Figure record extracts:
■ ■ ■ ■ ■ ■ ■

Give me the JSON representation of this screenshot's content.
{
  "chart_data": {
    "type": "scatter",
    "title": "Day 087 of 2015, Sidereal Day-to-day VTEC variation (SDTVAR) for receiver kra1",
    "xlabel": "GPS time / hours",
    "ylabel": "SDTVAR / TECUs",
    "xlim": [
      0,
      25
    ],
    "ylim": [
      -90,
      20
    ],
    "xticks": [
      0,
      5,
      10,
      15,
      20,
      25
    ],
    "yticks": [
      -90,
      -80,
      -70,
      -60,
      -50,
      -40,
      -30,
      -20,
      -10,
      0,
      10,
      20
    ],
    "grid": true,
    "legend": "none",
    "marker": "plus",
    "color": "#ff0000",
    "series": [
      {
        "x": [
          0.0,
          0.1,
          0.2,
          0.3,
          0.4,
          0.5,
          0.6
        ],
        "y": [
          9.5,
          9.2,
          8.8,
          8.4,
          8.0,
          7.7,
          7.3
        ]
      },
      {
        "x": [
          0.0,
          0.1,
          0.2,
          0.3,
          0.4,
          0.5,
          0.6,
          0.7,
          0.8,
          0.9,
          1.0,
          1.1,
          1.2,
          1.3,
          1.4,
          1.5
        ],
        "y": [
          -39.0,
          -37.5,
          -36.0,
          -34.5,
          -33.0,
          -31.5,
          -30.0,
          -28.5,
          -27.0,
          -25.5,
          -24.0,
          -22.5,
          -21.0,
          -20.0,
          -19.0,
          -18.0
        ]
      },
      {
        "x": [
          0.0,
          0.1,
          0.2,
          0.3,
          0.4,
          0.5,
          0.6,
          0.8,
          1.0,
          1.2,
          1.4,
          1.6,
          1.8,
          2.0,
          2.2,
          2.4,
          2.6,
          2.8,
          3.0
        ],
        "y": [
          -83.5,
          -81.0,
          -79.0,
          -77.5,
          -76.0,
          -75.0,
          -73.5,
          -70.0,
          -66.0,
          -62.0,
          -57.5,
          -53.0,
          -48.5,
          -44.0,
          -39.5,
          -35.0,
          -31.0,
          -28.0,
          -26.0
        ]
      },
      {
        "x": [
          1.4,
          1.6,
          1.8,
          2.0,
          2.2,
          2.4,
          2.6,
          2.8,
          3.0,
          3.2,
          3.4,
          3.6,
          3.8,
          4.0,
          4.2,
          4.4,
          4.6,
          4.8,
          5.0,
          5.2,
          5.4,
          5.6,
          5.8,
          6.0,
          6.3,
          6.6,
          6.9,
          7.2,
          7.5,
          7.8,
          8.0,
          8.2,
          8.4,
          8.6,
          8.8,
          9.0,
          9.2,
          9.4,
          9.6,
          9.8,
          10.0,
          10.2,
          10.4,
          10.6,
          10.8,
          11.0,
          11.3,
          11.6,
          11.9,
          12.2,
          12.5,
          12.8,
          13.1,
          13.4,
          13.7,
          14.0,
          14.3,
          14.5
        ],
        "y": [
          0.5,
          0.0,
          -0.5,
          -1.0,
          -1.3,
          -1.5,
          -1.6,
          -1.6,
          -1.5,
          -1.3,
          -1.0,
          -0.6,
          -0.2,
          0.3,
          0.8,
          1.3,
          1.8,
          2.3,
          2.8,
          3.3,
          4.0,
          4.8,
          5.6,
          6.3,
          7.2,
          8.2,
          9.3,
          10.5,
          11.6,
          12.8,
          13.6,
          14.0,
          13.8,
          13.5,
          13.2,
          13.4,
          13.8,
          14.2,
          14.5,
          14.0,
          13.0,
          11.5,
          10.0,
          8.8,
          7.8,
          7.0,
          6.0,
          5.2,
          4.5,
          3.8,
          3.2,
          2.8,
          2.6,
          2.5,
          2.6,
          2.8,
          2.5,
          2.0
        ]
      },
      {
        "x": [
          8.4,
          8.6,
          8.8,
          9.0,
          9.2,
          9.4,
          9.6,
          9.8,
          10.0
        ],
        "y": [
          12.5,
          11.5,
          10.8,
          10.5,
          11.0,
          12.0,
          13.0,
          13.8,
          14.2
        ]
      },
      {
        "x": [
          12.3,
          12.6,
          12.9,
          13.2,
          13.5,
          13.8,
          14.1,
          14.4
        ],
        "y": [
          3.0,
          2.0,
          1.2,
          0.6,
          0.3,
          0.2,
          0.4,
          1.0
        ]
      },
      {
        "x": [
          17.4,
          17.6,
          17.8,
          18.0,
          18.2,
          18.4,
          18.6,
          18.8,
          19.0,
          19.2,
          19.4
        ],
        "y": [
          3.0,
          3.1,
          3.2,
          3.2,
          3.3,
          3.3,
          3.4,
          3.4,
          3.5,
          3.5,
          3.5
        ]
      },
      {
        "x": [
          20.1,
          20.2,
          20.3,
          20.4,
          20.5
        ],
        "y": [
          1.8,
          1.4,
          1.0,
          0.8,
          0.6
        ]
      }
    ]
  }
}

■ ■ ■ ■ ■ ■ ■

Given request: Give the complete listing a second time, exactly as it reads.

Written response:
Give me the JSON representation of this screenshot's content.
{
  "chart_data": {
    "type": "scatter",
    "title": "Day 087 of 2015, Sidereal Day-to-day VTEC variation (SDTVAR) for receiver kra1",
    "xlabel": "GPS time / hours",
    "ylabel": "SDTVAR / TECUs",
    "xlim": [
      0,
      25
    ],
    "ylim": [
      -90,
      20
    ],
    "xticks": [
      0,
      5,
      10,
      15,
      20,
      25
    ],
    "yticks": [
      -90,
      -80,
      -70,
      -60,
      -50,
      -40,
      -30,
      -20,
      -10,
      0,
      10,
      20
    ],
    "grid": true,
    "legend": "none",
    "marker": "plus",
    "color": "#ff0000",
    "series": [
      {
        "x": [
          0.0,
          0.1,
          0.2,
          0.3,
          0.4,
          0.5,
          0.6
        ],
        "y": [
          9.5,
          9.2,
          8.8,
          8.4,
          8.0,
          7.7,
          7.3
        ]
      },
      {
        "x": [
          0.0,
          0.1,
          0.2,
          0.3,
          0.4,
          0.5,
          0.6,
          0.7,
          0.8,
          0.9,
          1.0,
          1.1,
          1.2,
          1.3,
          1.4,
          1.5
        ],
        "y": [
          -39.0,
          -37.5,
          -36.0,
          -34.5,
          -33.0,
          -31.5,
          -30.0,
          -28.5,
          -27.0,
          -25.5,
          -24.0,
          -22.5,
          -21.0,
          -20.0,
          -19.0,
          -18.0
        ]
      },
      {
        "x": [
          0.0,
          0.1,
          0.2,
          0.3,
          0.4,
          0.5,
          0.6,
          0.8,
          1.0,
          1.2,
          1.4,
          1.6,
          1.8,
          2.0,
          2.2,
          2.4,
          2.6,
          2.8,
          3.0
        ],
        "y": [
          -83.5,
          -81.0,
          -79.0,
          -77.5,
          -76.0,
          -75.0,
          -73.5,
          -70.0,
          -66.0,
          -62.0,
          -57.5,
          -53.0,
          -48.5,
          -44.0,
          -39.5,
          -35.0,
          -31.0,
          -28.0,
          -26.0
        ]
      },
      {
        "x": [
          1.4,
          1.6,
          1.8,
          2.0,
          2.2,
          2.4,
          2.6,
          2.8,
          3.0,
          3.2,
          3.4,
          3.6,
          3.8,
          4.0,
          4.2,
          4.4,
          4.6,
          4.8,
          5.0,
          5.2,
          5.4,
          5.6,
          5.8,
          6.0,
          6.3,
          6.6,
          6.9,
          7.2,
          7.5,
          7.8,
          8.0,
          8.2,
          8.4,
          8.6,
          8.8,
          9.0,
          9.2,
          9.4,
          9.6,
          9.8,
          10.0,
          10.2,
          10.4,
          10.6,
          10.8,
          11.0,
          11.3,
          11.6,
          11.9,
          12.2,
          12.5,
          12.8,
          13.1,
          13.4,
          13.7,
          14.0,
          14.3,
          14.5
        ],
        "y": [
          0.5,
          0.0,
          -0.5,
          -1.0,
          -1.3,
          -1.5,
          -1.6,
          -1.6,
          -1.5,
          -1.3,
          -1.0,
          -0.6,
          -0.2,
          0.3,
          0.8,
          1.3,
          1.8,
          2.3,
          2.8,
          3.3,
          4.0,
          4.8,
          5.6,
          6.3,
          7.2,
          8.2,
          9.3,
          10.5,
          11.6,
          12.8,
          13.6,
          14.0,
          13.8,
          13.5,
          13.2,
          13.4,
          13.8,
          14.2,
          14.5,
          14.0,
          13.0,
          11.5,
          10.0,
          8.8,
          7.8,
          7.0,
          6.0,
          5.2,
          4.5,
          3.8,
          3.2,
          2.8,
          2.6,
          2.5,
          2.6,
          2.8,
          2.5,
          2.0
        ]
      },
      {
        "x": [
          8.4,
          8.6,
          8.8,
          9.0,
          9.2,
          9.4,
          9.6,
          9.8,
          10.0
        ],
        "y": [
          12.5,
          11.5,
          10.8,
          10.5,
          11.0,
          12.0,
          13.0,
          13.8,
          14.2
        ]
      },
      {
        "x": [
          12.3,
          12.6,
          12.9,
          13.2,
          13.5,
          13.8,
          14.1,
          14.4
        ],
        "y": [
          3.0,
          2.0,
          1.2,
          0.6,
          0.3,
          0.2,
          0.4,
          1.0
        ]
      },
      {
        "x": [
          17.4,
          17.6,
          17.8,
          18.0,
          18.2,
          18.4,
          18.6,
          18.8,
          19.0,
          19.2,
          19.4
        ],
        "y": [
          3.0,
          3.1,
          3.2,
          3.2,
          3.3,
          3.3,
          3.4,
          3.4,
          3.5,
          3.5,
          3.5
        ]
      },
      {
        "x": [
          20.1,
          20.2,
          20.3,
          20.4,
          20.5
        ],
        "y": [
          1.8,
          1.4,
          1.0,
          0.8,
          0.6
        ]
      }
    ]
  }
}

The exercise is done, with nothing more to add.